Records from a data source:
######
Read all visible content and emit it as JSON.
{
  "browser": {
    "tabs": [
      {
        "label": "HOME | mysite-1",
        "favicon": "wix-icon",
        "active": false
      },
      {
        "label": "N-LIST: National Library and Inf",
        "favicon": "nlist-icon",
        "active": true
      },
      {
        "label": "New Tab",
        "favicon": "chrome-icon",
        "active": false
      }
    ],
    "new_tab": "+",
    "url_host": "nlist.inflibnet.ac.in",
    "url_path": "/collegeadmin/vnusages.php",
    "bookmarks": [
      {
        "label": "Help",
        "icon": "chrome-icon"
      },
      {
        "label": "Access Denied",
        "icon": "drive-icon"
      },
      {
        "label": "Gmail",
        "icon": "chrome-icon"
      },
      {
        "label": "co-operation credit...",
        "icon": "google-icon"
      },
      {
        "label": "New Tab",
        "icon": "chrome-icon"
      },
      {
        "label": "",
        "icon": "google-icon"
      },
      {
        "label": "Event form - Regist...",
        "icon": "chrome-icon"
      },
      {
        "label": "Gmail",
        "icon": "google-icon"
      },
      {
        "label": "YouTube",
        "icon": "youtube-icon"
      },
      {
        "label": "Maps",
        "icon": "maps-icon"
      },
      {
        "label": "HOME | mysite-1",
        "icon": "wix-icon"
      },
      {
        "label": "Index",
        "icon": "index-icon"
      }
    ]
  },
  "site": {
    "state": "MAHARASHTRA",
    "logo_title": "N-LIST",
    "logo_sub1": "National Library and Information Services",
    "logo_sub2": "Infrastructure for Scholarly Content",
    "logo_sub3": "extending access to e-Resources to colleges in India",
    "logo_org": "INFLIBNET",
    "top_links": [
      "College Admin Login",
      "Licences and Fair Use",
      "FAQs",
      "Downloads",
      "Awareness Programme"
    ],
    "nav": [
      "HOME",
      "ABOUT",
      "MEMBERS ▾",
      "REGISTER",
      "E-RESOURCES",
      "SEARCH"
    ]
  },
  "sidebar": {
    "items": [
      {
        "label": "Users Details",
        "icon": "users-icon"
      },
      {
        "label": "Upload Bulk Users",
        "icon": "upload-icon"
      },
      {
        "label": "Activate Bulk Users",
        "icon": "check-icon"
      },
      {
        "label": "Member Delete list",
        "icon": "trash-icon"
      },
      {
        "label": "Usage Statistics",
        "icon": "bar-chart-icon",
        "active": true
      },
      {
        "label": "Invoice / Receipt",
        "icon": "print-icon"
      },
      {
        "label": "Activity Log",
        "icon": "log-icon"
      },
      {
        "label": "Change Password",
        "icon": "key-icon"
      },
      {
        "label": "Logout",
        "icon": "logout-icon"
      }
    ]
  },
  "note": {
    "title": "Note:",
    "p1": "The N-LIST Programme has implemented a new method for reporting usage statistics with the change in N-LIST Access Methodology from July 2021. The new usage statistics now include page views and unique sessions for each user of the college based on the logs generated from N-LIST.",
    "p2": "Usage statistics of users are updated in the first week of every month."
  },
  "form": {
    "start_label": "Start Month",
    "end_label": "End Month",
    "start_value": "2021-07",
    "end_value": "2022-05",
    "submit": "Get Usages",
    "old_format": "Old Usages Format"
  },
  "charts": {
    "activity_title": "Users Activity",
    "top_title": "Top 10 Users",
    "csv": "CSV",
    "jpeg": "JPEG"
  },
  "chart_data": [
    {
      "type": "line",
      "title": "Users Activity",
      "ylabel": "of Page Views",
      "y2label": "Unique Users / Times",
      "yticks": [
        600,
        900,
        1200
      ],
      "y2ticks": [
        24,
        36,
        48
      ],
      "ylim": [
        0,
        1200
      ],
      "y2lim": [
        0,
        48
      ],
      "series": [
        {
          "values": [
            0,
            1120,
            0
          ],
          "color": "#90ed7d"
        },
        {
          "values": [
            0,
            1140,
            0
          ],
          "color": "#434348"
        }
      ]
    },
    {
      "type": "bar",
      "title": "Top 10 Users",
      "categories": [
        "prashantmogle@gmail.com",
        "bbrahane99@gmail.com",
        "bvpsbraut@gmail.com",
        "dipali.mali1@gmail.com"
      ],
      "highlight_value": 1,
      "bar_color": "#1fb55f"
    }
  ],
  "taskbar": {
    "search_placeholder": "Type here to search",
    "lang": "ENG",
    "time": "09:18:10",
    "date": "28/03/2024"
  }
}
######
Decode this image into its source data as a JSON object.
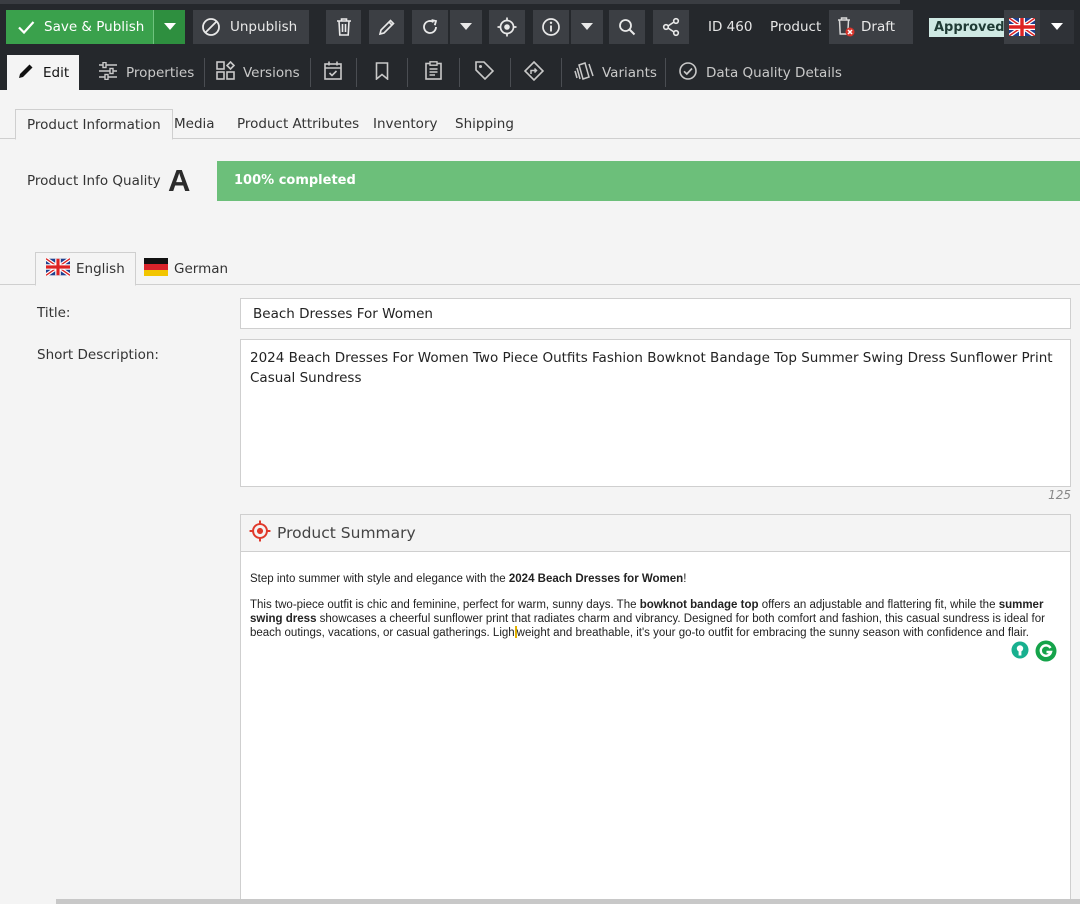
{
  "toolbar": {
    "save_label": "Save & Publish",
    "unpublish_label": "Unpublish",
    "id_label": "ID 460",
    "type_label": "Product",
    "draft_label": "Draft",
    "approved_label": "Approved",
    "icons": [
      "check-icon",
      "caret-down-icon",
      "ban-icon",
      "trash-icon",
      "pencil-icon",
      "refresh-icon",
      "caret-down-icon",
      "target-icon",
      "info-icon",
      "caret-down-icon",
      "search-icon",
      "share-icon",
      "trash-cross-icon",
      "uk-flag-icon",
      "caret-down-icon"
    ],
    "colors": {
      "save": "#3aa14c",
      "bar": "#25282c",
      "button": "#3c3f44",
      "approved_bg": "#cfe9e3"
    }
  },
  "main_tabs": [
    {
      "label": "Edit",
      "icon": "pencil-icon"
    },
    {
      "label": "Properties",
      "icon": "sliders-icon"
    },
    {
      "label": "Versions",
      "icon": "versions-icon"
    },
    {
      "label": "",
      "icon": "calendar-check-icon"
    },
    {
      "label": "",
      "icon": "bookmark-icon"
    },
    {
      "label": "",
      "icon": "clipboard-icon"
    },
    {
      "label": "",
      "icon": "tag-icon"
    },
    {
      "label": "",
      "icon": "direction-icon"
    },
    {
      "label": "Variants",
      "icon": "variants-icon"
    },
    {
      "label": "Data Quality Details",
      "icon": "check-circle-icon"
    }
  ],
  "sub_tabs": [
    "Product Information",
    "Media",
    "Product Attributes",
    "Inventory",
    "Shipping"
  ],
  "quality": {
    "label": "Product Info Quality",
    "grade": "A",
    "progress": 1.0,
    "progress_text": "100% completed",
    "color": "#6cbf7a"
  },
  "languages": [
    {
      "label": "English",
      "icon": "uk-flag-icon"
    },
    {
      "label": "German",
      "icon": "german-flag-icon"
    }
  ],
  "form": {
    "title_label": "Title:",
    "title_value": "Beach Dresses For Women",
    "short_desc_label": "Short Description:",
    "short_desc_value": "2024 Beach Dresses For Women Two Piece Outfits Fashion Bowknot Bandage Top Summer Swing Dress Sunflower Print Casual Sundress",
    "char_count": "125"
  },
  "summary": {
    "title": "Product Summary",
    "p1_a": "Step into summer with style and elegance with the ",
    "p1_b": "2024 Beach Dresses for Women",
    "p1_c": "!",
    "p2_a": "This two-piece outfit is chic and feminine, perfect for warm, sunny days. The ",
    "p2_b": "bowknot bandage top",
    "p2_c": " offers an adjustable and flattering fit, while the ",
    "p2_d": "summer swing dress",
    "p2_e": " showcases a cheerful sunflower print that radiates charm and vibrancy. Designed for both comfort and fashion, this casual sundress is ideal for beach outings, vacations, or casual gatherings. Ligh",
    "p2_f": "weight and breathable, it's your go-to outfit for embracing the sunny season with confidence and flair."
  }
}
######
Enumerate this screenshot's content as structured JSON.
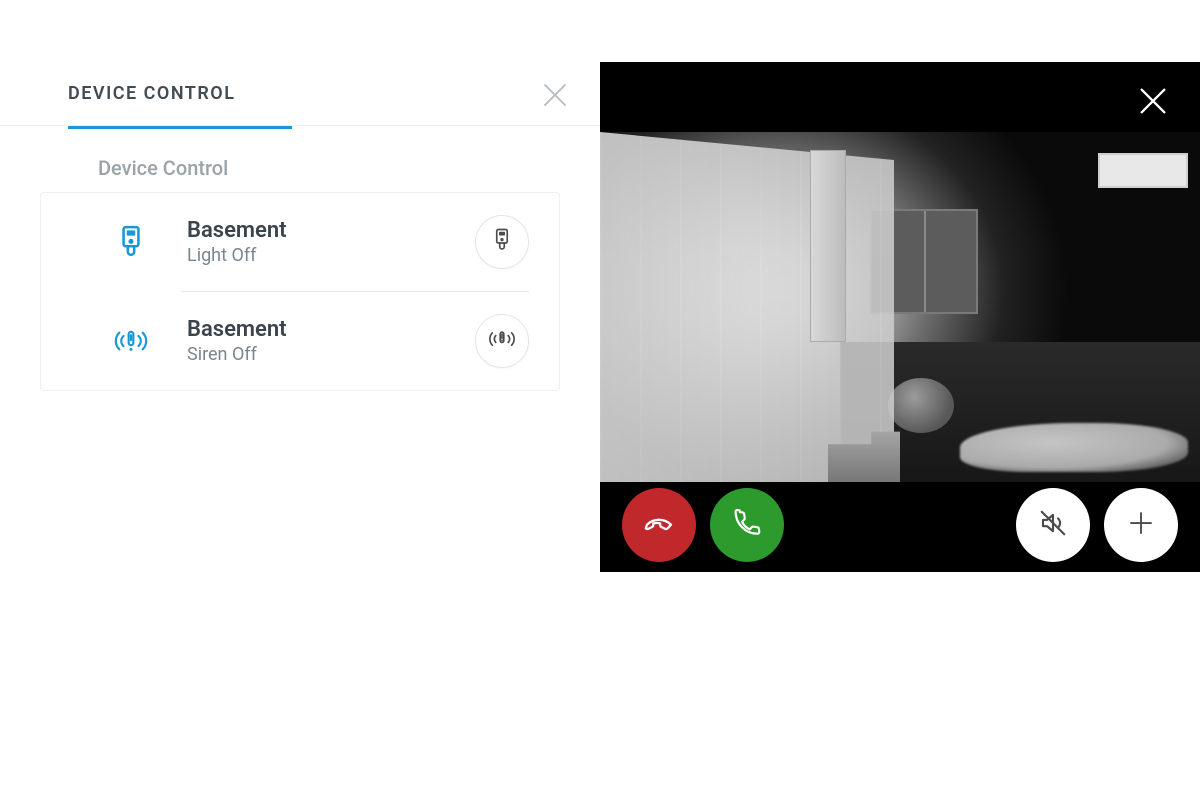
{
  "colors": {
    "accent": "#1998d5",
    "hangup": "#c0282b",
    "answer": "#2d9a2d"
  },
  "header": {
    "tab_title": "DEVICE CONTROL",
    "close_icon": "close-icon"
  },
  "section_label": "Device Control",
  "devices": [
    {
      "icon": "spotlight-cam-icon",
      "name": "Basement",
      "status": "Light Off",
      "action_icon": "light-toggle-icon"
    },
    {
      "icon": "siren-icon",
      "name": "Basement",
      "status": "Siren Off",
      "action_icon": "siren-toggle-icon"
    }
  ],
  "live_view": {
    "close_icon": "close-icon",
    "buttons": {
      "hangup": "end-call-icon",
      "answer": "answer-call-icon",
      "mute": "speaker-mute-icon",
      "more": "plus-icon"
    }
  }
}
######
**Short problem**.
Count the lines in the entries above that include the string "toggle", then give only that figure.

**Result of this exercise**.
2